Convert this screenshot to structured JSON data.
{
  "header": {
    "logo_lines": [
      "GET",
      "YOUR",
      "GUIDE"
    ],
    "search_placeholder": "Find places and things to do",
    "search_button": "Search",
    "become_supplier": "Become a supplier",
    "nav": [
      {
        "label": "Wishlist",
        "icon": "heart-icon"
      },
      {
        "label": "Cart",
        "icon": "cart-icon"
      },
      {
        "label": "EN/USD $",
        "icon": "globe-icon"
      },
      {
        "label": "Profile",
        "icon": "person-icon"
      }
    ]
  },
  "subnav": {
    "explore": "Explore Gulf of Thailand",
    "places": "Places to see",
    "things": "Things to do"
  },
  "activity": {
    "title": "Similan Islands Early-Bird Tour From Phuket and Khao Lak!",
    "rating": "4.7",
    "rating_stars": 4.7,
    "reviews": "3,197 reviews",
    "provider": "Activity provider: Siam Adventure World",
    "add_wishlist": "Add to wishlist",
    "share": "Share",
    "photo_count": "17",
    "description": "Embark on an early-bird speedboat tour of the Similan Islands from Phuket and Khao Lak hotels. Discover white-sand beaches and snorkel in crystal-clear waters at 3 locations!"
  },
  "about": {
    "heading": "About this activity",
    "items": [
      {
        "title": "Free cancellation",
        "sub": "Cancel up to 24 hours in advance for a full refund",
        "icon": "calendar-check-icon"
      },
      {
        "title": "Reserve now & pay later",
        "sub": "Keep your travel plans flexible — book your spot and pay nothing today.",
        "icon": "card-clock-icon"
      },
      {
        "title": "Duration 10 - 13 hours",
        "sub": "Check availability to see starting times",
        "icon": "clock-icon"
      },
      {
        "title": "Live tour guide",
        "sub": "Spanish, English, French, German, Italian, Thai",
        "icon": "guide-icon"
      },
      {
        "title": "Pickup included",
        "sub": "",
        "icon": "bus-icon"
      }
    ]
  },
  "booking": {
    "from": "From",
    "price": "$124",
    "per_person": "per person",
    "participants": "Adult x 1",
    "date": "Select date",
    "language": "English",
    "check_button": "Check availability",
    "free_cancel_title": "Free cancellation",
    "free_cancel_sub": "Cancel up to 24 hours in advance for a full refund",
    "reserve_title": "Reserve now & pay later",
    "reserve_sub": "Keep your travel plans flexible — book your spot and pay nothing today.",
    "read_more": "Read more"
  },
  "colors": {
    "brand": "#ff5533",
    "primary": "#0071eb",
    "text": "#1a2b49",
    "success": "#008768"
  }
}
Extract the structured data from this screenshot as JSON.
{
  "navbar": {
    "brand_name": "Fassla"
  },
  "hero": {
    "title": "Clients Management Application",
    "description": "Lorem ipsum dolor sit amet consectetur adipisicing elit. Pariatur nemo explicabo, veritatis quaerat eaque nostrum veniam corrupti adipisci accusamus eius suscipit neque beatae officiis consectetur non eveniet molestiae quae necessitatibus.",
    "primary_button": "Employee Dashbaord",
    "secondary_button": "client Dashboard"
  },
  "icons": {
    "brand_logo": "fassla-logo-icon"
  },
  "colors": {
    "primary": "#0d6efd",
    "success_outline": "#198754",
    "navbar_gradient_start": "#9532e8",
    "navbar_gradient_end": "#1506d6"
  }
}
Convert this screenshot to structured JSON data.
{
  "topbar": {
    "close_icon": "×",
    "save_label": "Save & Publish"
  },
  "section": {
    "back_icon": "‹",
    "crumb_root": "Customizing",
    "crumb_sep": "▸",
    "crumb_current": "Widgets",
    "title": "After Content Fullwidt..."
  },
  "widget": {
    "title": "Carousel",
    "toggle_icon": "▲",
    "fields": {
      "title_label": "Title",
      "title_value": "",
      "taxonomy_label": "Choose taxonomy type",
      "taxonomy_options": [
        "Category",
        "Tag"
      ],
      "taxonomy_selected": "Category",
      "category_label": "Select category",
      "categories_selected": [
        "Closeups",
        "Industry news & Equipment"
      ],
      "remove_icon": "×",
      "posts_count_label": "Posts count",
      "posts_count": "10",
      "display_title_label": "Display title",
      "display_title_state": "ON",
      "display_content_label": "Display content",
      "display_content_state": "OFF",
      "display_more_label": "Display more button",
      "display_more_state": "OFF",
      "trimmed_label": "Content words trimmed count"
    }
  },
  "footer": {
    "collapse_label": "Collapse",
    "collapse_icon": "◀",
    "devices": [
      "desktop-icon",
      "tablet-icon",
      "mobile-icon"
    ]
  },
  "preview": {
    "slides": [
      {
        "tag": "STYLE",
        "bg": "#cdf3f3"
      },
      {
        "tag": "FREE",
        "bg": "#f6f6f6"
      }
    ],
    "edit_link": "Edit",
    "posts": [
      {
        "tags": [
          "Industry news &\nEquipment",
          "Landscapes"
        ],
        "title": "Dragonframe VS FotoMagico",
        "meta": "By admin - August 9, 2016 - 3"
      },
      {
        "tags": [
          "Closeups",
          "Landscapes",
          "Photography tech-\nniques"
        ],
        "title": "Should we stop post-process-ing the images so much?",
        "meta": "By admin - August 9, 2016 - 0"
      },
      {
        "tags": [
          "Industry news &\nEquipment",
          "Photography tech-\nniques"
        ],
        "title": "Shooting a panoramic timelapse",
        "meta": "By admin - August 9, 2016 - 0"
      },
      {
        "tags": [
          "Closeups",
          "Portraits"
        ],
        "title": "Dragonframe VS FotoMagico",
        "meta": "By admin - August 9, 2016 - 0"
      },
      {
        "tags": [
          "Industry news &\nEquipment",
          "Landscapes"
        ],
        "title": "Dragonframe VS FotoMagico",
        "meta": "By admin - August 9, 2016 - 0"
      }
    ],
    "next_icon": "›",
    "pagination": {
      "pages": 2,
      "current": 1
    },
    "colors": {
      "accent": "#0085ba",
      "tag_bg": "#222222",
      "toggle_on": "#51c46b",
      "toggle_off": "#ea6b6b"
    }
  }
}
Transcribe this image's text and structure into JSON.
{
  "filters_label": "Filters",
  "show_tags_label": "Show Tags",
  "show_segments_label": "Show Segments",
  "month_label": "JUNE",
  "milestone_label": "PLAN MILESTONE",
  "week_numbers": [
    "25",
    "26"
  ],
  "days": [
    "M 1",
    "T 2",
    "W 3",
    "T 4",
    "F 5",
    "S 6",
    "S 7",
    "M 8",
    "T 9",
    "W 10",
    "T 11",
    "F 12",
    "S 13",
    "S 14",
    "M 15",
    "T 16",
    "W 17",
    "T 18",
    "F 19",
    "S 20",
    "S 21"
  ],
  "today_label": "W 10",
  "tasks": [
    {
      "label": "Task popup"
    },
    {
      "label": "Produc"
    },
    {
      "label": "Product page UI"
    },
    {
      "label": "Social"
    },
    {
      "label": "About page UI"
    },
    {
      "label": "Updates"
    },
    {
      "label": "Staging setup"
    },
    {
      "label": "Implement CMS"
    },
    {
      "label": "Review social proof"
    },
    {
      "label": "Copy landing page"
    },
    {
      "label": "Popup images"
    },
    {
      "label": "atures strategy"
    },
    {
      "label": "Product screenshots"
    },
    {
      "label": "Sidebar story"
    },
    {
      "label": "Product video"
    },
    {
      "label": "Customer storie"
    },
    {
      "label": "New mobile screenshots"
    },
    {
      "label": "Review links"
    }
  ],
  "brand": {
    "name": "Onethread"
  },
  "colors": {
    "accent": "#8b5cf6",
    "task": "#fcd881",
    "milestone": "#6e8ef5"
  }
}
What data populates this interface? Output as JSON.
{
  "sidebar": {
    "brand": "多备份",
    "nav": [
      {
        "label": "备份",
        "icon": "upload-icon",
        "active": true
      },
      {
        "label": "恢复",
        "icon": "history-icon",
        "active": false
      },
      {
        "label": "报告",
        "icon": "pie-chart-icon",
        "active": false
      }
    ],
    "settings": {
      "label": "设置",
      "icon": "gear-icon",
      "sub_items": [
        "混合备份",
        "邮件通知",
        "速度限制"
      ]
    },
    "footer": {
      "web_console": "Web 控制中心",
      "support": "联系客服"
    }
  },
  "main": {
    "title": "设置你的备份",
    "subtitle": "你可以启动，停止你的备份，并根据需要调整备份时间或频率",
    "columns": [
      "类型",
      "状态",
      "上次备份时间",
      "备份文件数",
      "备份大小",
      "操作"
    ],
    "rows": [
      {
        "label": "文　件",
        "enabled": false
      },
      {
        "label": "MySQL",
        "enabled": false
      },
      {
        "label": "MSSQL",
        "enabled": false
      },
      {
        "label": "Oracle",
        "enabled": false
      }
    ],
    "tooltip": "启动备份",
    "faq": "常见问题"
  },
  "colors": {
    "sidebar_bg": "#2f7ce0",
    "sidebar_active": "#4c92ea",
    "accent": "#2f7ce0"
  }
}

# # # # #

Identify each line of the material where the word "Khao" shows up, and copy it.

# Written response
    "title": "Similan Islands Early-Bird Tour From Phuket and Khao Lak!",
    "description": "Embark on an early-bird speedboat tour of the Similan Islands from Phuket and Khao Lak hotels. Discover white-sand beaches and snorkel in crystal-clear waters at 3 locations!"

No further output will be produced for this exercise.